> **Problem statement**: From the entries below, copy every line holding the word "about".
## BEGIN Supplied data
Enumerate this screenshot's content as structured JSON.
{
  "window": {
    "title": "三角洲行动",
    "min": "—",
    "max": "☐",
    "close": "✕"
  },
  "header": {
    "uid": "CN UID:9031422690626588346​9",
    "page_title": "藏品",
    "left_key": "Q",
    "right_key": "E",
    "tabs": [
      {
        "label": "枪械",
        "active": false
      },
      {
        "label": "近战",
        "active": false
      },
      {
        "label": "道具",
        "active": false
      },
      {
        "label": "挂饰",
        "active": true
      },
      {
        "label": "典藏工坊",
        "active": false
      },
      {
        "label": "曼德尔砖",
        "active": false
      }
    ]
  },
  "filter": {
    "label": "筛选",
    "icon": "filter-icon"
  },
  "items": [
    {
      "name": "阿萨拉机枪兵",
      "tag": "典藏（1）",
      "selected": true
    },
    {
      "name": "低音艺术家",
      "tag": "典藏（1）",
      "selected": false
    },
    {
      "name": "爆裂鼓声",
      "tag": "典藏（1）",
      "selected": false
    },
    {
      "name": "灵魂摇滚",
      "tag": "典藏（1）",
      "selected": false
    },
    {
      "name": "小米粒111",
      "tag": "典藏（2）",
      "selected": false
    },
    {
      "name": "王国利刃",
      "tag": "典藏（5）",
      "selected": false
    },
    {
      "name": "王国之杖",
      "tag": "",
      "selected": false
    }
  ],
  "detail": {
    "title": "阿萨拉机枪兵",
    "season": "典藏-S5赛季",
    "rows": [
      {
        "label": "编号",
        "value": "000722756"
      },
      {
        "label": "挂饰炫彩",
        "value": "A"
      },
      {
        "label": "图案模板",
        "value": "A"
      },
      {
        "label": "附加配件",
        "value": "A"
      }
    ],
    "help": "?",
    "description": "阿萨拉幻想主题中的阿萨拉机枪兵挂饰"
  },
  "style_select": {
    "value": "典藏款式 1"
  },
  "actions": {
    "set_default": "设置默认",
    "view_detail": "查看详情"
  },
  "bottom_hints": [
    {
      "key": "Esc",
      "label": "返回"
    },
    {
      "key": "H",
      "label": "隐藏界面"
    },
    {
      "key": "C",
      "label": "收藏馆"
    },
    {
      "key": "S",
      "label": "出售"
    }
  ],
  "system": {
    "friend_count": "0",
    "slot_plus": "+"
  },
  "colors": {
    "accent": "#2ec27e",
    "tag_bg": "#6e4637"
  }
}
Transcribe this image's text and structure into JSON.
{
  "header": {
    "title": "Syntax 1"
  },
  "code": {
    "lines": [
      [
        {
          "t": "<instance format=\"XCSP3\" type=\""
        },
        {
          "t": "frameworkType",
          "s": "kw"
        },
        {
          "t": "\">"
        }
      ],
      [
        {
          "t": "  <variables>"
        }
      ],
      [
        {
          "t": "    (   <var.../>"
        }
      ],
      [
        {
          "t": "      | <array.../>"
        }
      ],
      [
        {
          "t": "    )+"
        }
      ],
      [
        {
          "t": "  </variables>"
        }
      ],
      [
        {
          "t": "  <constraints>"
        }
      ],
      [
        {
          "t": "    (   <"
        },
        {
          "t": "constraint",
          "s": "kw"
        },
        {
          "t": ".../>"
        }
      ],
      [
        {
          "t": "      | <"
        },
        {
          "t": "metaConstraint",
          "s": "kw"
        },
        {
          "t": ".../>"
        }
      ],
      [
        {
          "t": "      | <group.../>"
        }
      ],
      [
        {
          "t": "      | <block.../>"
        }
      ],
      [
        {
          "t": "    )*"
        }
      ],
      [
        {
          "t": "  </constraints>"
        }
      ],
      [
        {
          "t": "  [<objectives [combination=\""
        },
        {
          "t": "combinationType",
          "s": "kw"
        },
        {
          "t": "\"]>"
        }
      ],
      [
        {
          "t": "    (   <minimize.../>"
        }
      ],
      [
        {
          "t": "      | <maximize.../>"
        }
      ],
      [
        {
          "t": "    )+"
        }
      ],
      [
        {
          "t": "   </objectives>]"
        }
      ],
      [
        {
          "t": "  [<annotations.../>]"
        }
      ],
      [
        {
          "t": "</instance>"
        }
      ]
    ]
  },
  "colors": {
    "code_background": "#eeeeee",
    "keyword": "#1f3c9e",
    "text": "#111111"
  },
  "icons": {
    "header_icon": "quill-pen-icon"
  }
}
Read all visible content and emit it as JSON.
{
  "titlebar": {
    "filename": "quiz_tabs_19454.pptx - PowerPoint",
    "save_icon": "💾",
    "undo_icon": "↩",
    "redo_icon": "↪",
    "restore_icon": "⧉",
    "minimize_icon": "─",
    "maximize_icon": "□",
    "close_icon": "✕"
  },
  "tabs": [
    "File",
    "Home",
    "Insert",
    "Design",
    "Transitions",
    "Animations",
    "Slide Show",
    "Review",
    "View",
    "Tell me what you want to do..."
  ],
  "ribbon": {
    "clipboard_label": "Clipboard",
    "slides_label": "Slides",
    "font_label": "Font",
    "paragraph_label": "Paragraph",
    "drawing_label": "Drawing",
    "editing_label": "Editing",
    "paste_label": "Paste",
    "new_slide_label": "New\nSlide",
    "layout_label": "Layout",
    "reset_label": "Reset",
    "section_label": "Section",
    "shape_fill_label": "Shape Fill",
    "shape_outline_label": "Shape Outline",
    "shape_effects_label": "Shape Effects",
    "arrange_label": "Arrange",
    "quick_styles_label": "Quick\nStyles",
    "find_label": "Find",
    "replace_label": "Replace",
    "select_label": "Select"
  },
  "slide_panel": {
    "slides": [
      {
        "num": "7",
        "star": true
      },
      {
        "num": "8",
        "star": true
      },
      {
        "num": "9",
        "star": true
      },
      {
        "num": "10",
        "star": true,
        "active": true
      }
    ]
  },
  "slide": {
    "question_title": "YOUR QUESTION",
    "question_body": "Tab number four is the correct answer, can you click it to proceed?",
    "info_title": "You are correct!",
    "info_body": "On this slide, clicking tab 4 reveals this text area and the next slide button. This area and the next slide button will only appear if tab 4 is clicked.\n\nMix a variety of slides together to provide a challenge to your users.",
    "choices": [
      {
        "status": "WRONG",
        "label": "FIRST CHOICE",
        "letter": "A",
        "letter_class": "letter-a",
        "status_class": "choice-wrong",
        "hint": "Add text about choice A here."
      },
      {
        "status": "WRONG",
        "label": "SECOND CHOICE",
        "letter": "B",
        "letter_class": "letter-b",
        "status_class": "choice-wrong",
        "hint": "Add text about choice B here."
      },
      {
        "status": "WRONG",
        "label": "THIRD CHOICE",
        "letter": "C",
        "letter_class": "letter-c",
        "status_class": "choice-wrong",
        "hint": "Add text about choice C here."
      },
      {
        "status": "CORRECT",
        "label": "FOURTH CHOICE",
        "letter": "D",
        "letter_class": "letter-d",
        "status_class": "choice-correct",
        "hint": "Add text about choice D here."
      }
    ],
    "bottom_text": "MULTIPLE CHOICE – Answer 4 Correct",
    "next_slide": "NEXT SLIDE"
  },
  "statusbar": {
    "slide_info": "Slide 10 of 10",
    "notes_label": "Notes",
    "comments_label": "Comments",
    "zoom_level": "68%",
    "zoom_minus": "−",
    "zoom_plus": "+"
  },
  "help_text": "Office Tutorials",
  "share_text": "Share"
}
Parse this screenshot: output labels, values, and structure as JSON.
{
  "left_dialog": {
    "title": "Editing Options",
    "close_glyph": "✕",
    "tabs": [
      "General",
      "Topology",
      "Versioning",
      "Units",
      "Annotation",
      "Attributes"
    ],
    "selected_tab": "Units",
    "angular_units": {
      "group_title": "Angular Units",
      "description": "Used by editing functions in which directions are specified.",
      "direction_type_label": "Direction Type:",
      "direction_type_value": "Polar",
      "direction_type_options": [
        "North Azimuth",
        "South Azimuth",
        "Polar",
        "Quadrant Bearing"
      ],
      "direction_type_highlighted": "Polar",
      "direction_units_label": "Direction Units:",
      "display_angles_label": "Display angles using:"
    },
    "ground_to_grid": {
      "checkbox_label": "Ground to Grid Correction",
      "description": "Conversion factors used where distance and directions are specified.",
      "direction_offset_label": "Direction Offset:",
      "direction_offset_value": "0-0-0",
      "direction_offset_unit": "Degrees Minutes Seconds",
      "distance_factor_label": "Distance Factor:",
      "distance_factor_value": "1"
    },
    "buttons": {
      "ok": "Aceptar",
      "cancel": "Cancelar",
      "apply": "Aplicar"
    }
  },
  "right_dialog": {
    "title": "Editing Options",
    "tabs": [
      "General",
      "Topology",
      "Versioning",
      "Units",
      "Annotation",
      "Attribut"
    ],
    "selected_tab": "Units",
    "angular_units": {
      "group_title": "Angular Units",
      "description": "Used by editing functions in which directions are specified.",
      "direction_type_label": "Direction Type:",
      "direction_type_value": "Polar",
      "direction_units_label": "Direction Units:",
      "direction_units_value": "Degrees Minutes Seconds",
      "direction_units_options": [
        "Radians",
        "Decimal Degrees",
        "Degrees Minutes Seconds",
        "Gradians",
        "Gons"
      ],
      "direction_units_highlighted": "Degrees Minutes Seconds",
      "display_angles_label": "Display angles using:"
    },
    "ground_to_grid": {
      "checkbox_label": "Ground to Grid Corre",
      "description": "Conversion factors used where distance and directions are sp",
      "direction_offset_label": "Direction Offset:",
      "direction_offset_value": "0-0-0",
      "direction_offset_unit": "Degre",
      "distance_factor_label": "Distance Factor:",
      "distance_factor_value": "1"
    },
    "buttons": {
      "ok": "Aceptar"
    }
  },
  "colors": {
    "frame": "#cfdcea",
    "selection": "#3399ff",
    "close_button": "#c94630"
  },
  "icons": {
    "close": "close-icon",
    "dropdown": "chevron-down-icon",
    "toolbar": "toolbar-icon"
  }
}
## END Supplied data
> **Completed task**:
        "hint": "Add text about choice A here."
        "hint": "Add text about choice B here."
        "hint": "Add text about choice C here."
        "hint": "Add text about choice D here."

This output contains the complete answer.